## [Written problem]
In the material below, find every line with "title" and pull it out.

## [Exercise inputs]
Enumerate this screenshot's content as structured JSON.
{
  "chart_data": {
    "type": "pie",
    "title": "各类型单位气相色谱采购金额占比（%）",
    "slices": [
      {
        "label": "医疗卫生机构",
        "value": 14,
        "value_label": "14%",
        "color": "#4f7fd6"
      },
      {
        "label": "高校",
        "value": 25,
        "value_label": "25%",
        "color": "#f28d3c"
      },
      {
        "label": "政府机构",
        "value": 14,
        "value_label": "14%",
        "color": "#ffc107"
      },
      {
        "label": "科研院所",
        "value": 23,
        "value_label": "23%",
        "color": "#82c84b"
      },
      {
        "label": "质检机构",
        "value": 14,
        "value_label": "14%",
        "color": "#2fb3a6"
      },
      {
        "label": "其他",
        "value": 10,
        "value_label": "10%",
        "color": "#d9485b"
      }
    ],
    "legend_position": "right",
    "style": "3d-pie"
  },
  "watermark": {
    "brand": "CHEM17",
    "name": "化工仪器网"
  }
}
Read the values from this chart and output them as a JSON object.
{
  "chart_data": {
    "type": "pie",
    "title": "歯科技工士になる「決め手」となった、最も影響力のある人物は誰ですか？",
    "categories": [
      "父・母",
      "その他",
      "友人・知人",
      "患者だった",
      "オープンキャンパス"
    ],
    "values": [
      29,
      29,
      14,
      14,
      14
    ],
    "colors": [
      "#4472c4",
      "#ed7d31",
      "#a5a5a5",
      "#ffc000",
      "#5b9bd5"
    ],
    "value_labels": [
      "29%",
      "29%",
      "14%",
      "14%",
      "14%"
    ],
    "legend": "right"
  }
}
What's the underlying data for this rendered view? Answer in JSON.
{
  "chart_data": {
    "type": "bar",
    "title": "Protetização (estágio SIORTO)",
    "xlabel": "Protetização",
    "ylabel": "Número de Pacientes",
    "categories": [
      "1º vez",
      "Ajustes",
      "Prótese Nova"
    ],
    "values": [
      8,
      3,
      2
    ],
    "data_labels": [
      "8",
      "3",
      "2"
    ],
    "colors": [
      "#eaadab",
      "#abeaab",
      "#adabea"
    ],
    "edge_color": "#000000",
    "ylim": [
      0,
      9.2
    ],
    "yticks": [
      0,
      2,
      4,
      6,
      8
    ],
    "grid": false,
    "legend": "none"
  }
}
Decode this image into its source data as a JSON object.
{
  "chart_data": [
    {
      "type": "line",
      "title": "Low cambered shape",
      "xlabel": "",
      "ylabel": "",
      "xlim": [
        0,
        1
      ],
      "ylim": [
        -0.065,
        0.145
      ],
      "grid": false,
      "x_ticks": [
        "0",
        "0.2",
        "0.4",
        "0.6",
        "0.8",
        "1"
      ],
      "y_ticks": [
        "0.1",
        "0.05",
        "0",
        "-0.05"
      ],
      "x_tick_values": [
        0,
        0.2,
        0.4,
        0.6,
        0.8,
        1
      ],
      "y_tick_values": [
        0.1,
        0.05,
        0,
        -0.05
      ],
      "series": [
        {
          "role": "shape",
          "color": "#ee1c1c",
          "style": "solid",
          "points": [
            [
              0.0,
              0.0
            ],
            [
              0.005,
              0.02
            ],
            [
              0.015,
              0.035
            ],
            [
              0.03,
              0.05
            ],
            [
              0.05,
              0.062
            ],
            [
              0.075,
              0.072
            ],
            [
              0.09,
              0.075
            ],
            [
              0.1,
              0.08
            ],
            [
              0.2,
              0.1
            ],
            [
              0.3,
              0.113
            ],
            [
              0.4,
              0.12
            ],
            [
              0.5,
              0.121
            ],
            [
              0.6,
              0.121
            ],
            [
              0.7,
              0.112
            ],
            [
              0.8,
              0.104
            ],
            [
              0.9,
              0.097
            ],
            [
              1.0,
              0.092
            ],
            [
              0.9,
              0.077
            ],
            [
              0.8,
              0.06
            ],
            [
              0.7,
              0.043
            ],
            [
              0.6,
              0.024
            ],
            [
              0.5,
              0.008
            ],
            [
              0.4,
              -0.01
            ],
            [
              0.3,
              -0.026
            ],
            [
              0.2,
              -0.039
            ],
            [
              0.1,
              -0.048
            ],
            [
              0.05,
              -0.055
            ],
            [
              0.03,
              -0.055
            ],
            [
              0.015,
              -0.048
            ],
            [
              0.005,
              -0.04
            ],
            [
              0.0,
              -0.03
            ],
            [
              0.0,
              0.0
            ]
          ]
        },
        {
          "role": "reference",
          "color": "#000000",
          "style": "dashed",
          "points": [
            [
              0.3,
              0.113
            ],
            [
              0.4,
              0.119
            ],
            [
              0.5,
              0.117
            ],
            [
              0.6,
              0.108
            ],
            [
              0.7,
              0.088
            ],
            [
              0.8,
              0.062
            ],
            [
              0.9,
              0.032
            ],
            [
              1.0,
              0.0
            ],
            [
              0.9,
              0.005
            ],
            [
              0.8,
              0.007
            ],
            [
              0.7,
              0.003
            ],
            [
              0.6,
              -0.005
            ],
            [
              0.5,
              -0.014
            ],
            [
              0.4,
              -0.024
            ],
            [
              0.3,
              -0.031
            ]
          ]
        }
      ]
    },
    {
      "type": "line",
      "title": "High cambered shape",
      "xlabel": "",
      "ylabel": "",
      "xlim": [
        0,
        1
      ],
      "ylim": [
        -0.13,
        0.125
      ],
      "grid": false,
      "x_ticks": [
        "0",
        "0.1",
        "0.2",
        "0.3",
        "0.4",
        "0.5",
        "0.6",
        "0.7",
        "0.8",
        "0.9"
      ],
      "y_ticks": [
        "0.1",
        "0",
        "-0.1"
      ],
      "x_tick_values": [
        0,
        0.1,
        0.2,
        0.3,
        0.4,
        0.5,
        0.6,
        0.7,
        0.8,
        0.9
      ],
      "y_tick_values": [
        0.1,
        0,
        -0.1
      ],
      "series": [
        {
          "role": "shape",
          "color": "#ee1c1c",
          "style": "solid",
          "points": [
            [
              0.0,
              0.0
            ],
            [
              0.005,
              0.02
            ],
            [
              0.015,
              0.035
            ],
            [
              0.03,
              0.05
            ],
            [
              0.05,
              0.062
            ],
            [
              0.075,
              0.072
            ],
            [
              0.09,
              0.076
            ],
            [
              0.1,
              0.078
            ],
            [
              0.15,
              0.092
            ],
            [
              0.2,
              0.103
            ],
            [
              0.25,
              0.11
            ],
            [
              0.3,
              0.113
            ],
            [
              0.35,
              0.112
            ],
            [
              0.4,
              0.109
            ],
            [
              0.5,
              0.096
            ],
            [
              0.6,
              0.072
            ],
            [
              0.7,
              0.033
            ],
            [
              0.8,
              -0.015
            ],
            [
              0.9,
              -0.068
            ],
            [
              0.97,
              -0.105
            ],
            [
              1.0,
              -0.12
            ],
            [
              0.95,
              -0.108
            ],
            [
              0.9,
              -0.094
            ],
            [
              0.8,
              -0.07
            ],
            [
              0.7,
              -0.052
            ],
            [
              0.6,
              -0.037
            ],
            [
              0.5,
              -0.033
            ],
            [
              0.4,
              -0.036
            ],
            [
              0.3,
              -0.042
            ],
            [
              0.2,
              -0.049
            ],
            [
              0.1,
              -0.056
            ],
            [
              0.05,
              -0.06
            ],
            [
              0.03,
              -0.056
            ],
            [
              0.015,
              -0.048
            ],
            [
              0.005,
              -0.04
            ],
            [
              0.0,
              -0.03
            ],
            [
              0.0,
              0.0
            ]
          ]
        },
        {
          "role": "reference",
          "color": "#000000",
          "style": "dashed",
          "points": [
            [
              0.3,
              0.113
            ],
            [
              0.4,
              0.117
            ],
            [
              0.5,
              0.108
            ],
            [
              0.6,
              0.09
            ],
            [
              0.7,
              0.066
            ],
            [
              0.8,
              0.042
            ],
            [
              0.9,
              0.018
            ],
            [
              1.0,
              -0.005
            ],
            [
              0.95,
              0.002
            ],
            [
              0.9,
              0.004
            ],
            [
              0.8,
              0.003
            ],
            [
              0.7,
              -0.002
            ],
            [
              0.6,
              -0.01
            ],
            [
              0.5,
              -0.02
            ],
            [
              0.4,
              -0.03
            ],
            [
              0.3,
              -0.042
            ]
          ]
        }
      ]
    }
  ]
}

## [Result of this task]
    "title": "各类型单位气相色谱采购金额占比（%）",
    "title": "歯科技工士になる「決め手」となった、最も影響力のある人物は誰ですか？",
    "title": "Protetização (estágio SIORTO)",
      "title": "Low cambered shape",
      "title": "High cambered shape",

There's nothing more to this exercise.